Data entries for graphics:
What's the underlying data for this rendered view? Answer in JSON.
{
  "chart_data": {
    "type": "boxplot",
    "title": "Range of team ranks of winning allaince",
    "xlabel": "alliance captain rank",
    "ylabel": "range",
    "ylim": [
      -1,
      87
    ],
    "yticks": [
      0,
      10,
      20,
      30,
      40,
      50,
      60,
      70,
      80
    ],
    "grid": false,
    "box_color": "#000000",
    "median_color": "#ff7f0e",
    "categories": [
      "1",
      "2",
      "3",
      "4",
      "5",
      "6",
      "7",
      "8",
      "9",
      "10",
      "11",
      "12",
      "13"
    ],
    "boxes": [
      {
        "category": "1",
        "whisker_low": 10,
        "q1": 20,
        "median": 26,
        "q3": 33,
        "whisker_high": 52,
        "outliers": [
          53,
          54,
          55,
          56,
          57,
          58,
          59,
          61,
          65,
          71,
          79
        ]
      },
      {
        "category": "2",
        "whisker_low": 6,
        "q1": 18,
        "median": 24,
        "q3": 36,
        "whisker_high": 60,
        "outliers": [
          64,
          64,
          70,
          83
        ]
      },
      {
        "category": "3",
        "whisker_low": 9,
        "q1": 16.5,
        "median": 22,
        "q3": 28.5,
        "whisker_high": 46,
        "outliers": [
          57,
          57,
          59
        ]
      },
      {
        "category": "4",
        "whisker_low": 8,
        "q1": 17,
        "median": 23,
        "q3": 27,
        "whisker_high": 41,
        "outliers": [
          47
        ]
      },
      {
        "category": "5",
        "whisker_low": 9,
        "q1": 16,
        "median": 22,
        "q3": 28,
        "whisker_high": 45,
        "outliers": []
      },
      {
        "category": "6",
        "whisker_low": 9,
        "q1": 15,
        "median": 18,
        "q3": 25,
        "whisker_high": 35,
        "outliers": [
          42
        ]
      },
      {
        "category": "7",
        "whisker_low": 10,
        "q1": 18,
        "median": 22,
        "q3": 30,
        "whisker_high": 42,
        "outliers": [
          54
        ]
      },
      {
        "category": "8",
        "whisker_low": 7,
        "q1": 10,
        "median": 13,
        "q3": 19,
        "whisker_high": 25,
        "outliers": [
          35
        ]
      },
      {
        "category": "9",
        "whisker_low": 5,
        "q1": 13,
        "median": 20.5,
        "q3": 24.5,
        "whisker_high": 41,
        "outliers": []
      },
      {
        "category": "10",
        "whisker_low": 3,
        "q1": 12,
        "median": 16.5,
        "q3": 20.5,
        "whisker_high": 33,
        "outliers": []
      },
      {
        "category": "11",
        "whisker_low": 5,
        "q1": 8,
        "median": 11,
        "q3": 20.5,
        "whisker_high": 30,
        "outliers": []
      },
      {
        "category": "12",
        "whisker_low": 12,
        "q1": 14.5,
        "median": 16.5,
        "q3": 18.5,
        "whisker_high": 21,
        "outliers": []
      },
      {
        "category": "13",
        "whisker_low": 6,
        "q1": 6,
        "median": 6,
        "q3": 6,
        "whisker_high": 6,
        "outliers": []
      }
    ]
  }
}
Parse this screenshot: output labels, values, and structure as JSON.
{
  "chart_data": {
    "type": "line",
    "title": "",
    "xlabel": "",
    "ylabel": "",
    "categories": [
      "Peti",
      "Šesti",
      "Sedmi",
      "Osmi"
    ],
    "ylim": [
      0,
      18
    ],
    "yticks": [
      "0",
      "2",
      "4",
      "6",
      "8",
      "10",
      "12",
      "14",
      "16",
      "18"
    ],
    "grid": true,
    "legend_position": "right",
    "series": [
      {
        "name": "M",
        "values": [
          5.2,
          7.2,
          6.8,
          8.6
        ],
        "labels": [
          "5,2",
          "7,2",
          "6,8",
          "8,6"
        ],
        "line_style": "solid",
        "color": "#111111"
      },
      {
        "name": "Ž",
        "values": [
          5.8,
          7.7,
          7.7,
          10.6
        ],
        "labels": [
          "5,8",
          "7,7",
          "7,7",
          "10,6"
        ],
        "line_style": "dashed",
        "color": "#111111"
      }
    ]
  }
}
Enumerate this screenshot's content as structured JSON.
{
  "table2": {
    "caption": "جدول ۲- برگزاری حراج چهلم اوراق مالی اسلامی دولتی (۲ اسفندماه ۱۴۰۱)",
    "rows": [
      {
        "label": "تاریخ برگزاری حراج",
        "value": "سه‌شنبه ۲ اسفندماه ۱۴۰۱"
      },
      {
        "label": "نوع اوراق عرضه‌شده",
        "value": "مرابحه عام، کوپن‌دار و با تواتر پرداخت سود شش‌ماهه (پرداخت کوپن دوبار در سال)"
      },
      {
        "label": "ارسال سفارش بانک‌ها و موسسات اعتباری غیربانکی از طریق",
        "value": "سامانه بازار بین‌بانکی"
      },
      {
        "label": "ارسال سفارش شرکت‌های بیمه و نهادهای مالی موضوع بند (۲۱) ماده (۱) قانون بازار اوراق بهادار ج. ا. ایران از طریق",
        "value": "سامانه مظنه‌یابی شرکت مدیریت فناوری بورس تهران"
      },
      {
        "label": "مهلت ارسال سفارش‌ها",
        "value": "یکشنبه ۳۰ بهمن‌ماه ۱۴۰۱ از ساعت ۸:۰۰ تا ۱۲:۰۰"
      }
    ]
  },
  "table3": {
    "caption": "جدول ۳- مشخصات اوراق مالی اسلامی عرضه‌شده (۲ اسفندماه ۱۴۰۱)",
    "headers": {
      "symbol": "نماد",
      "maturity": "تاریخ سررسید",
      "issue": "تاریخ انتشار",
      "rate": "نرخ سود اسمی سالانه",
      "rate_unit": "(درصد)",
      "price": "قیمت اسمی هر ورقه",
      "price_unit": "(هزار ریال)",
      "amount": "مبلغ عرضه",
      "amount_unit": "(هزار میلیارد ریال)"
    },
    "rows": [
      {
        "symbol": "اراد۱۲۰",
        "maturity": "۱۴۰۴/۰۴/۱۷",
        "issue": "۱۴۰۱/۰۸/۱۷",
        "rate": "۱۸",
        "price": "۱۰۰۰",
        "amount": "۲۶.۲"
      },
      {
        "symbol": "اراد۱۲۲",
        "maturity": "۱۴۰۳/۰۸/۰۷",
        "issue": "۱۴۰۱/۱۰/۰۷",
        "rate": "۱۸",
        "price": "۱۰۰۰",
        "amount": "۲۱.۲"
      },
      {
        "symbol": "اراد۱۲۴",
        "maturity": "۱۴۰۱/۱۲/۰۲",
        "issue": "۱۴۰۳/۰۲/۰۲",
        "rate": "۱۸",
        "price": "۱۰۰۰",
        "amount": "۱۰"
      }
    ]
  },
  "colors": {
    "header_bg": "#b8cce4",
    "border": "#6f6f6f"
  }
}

— Task instructions —
Locate all lines holding the word "سفارش", then copy them out.

— Result for this task —
        "label": "ارسال سفارش بانک‌ها و موسسات اعتباری غیربانکی از طریق",
        "label": "ارسال سفارش شرکت‌های بیمه و نهادهای مالی موضوع بند (۲۱) ماده (۱) قانون بازار اوراق بهادار ج. ا. ایران از طریق",
        "label": "مهلت ارسال سفارش‌ها",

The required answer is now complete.